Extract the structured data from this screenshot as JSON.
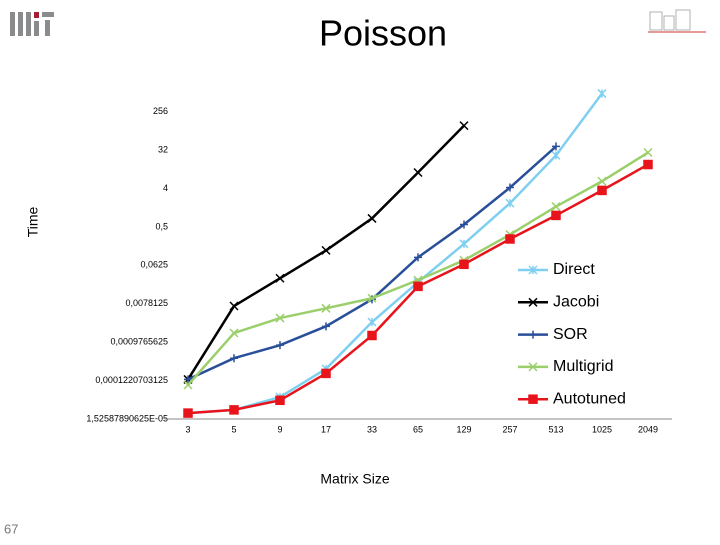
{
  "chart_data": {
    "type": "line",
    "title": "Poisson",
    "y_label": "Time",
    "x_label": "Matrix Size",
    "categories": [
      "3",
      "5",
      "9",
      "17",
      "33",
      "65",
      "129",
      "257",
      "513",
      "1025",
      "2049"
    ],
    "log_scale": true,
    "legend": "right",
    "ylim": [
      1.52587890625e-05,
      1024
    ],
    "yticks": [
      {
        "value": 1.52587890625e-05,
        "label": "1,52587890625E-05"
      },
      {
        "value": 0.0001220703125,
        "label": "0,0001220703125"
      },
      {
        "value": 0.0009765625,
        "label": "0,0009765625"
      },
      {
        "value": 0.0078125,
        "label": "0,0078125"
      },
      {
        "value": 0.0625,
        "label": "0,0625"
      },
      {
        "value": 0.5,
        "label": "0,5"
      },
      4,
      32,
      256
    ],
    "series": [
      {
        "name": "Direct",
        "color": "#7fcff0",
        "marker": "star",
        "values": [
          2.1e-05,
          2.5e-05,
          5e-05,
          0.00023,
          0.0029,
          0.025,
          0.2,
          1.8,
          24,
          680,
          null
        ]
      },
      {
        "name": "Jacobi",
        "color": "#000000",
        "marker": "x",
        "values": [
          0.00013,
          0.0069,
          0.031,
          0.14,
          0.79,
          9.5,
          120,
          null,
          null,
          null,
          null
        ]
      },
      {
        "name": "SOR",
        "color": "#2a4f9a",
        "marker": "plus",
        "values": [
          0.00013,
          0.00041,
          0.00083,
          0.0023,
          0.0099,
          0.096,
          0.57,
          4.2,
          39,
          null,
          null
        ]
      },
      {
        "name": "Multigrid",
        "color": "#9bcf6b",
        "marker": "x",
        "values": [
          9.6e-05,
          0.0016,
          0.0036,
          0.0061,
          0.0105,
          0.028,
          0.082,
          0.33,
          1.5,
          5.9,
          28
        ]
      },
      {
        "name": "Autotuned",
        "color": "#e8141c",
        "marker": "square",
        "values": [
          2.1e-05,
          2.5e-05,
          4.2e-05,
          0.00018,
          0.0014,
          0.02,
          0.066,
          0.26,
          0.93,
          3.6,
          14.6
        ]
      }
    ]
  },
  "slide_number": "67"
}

===============

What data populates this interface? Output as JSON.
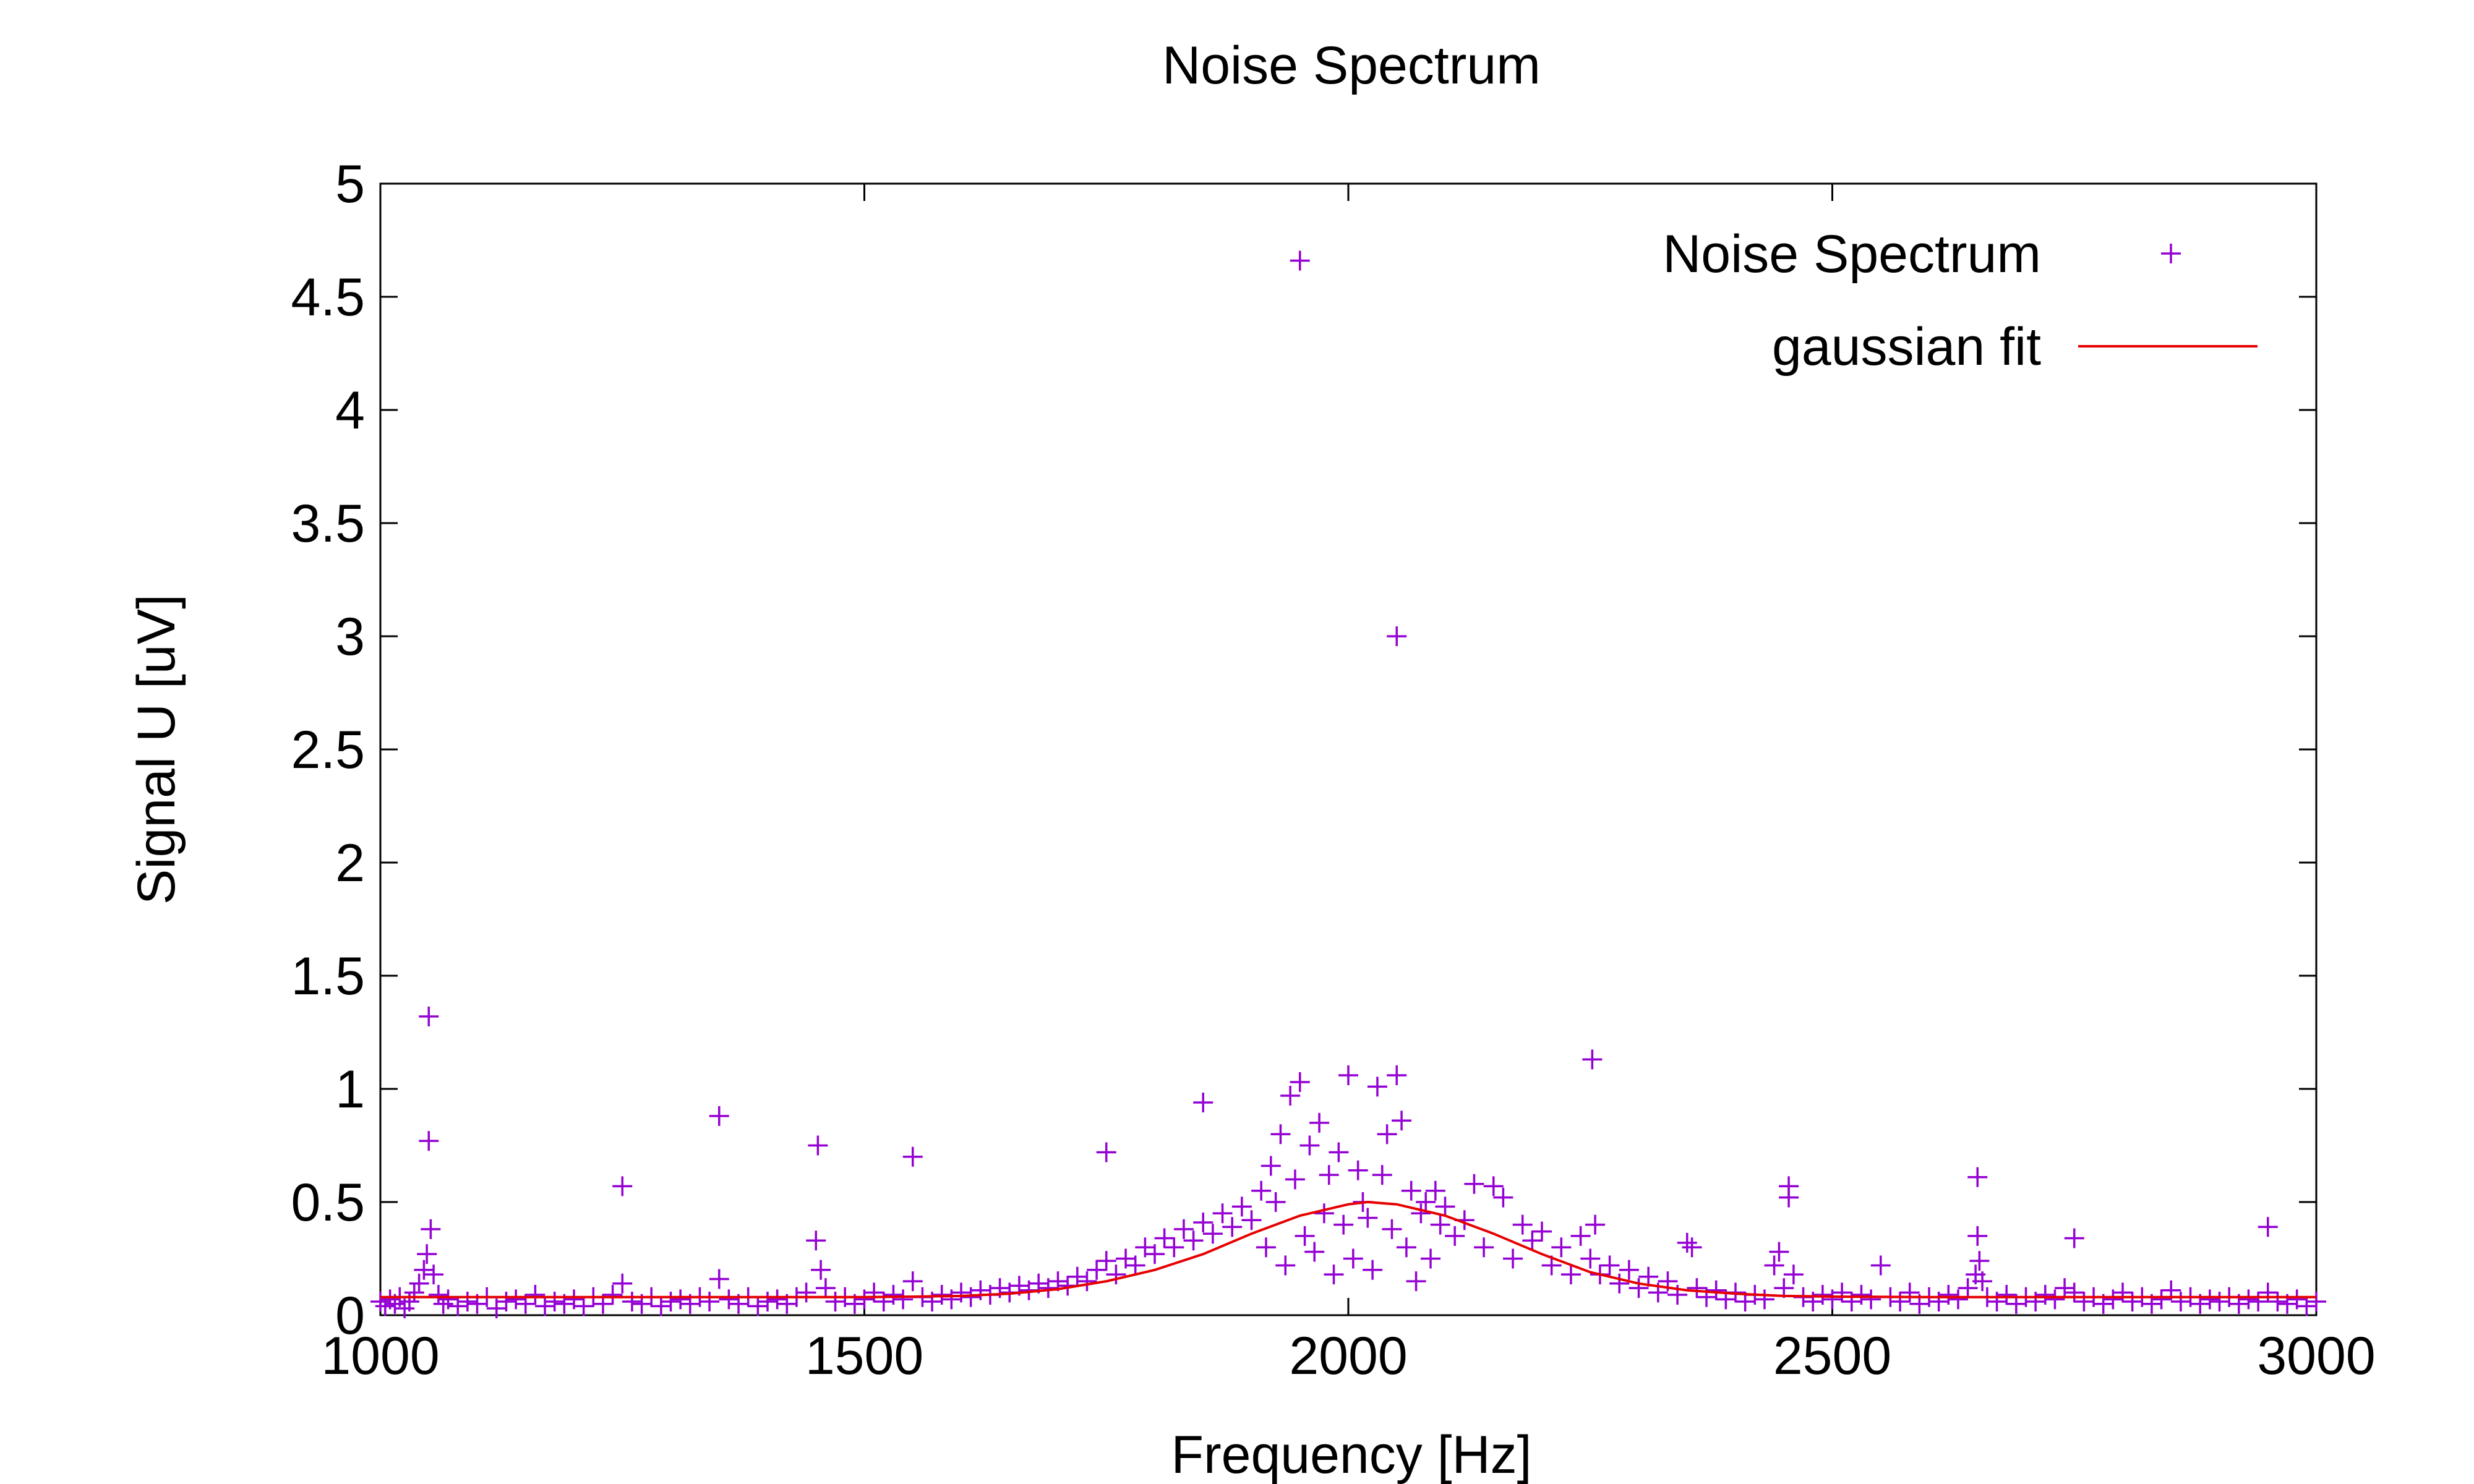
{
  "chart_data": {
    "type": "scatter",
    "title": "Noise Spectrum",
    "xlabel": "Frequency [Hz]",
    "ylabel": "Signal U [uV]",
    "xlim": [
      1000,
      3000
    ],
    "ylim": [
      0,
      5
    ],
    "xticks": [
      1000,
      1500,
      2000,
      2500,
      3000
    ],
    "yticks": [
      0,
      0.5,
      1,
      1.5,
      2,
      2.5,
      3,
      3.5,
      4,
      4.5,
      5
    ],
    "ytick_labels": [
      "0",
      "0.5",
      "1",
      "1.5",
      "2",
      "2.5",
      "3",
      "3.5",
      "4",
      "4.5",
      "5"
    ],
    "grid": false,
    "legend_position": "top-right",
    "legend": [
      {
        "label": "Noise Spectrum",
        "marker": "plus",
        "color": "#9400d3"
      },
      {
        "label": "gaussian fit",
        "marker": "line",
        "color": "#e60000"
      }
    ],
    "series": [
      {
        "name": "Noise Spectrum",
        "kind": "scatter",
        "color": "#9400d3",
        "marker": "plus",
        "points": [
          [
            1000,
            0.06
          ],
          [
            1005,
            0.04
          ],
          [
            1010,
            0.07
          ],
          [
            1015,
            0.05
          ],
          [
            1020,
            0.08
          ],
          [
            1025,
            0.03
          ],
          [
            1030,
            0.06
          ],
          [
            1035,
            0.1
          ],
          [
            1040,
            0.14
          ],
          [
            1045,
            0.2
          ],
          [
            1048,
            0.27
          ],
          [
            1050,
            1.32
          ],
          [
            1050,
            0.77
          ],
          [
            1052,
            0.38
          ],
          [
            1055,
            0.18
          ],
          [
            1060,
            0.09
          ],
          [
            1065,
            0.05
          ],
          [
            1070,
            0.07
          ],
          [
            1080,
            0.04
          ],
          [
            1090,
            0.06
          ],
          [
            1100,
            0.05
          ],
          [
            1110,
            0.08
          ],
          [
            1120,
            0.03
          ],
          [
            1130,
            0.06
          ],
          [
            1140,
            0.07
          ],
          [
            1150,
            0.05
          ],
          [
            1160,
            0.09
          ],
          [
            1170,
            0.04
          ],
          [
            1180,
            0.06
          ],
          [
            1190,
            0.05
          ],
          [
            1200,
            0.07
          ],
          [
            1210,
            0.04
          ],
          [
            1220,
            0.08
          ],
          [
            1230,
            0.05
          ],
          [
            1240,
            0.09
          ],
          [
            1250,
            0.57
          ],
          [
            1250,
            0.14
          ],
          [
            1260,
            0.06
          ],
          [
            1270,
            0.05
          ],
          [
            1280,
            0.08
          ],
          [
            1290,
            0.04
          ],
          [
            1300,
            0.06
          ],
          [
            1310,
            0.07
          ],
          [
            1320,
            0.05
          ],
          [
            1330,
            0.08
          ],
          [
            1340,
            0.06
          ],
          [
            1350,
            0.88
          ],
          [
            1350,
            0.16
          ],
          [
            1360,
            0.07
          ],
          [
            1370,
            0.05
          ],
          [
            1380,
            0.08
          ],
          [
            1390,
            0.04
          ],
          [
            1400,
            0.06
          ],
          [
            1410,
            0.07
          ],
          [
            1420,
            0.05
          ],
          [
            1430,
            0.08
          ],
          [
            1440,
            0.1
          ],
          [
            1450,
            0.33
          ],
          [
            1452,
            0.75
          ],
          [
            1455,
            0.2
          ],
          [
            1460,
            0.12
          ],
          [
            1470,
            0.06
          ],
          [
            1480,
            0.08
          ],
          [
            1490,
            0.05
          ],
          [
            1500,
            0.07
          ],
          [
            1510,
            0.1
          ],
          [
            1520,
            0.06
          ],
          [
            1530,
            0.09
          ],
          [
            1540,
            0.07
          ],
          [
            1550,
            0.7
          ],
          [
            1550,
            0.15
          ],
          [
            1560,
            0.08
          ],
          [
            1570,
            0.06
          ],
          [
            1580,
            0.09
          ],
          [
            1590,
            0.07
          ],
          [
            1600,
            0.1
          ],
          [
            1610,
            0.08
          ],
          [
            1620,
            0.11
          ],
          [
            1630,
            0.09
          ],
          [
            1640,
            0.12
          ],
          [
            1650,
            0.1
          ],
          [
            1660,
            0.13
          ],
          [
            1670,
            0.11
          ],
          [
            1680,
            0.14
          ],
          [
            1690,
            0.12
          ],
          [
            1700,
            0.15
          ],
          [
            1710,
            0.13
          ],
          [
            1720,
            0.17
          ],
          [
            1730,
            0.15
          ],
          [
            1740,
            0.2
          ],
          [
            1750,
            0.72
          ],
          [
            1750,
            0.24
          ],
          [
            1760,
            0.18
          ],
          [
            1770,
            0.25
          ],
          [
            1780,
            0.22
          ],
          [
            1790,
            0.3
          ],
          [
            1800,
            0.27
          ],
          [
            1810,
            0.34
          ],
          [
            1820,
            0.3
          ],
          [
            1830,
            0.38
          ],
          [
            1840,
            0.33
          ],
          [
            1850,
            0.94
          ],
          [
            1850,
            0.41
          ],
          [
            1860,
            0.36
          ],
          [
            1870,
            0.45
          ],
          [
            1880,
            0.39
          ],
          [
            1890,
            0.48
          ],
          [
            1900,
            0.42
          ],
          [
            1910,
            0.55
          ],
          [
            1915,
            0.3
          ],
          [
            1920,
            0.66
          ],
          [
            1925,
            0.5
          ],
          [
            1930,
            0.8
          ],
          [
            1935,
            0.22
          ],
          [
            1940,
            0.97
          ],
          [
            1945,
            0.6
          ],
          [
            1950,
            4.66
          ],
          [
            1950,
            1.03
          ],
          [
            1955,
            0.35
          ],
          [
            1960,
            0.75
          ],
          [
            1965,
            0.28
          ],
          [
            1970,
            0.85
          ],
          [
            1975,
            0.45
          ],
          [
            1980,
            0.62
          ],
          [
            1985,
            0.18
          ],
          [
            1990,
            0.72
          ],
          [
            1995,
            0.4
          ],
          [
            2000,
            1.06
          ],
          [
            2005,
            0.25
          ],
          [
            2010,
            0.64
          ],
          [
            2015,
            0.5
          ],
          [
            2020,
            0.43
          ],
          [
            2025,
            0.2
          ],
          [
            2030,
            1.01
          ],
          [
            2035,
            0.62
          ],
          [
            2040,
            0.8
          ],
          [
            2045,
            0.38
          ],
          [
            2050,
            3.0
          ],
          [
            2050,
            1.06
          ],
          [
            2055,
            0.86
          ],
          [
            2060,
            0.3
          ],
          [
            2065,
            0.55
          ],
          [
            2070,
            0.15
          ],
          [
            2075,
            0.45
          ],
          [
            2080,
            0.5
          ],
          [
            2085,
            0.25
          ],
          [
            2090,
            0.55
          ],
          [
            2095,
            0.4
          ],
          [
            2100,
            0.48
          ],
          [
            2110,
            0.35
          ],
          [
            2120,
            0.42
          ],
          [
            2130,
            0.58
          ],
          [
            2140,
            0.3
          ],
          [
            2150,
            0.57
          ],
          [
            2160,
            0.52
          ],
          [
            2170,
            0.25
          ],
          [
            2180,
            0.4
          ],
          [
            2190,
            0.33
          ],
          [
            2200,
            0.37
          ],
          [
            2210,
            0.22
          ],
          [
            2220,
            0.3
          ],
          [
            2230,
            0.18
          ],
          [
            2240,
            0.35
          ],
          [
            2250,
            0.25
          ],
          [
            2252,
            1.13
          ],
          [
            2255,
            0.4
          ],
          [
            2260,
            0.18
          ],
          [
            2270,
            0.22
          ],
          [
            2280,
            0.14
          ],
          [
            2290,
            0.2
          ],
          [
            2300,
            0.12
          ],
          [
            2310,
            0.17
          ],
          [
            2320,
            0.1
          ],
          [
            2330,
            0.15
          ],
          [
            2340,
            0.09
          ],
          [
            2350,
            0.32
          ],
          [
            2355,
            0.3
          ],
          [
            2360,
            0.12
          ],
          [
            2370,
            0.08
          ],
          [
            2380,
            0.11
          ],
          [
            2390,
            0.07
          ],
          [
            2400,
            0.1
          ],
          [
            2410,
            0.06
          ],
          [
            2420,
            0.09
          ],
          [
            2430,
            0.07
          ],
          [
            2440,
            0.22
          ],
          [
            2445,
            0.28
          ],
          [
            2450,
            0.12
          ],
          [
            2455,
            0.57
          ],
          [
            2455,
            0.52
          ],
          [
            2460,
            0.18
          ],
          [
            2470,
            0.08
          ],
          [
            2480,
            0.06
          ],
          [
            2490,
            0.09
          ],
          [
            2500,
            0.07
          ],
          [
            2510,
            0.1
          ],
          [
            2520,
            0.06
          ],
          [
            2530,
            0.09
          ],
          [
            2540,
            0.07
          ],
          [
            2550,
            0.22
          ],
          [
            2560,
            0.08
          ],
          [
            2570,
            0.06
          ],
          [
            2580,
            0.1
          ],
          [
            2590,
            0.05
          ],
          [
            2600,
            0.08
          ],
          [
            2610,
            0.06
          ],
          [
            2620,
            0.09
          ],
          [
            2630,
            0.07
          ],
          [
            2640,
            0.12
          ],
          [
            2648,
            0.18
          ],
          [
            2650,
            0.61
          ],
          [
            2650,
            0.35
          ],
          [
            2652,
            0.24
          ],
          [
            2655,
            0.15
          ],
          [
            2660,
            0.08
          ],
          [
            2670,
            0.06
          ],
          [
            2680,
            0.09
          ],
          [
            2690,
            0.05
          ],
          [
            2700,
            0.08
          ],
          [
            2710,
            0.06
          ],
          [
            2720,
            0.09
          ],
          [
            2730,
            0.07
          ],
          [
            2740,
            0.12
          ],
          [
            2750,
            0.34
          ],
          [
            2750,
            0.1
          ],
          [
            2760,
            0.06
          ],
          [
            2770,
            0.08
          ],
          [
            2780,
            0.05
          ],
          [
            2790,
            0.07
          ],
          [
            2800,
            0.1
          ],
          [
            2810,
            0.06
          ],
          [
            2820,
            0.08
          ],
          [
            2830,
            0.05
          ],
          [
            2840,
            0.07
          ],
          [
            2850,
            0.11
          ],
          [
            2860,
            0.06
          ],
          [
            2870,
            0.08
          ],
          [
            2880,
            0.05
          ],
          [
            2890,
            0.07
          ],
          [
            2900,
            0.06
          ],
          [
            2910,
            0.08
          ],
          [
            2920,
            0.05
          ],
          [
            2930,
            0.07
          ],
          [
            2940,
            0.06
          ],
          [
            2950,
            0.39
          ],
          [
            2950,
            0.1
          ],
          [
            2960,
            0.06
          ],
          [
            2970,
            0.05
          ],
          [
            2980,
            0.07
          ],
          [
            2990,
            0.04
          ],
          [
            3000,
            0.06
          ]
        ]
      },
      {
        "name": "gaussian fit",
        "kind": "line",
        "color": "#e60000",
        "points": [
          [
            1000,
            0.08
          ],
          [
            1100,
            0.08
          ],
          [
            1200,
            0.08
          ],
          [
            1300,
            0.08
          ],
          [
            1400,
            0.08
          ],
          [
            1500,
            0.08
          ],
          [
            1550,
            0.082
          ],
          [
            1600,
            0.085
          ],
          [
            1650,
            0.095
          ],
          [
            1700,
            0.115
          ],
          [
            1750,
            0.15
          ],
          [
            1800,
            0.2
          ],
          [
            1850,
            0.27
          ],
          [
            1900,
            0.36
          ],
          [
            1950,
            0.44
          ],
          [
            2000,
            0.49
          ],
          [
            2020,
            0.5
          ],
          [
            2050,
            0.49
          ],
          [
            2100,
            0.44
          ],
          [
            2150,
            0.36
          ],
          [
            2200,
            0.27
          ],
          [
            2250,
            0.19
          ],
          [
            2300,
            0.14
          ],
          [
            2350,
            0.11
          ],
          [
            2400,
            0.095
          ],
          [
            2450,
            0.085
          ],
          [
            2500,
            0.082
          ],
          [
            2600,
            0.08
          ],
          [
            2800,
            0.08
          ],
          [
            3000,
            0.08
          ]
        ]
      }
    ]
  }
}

===============

## Given instruction
Find the word "title" in the entries, and copy every line it shows up in.

## Answer to this exercise
    "title": "Poisson",
    "title": "Noise Spectrum",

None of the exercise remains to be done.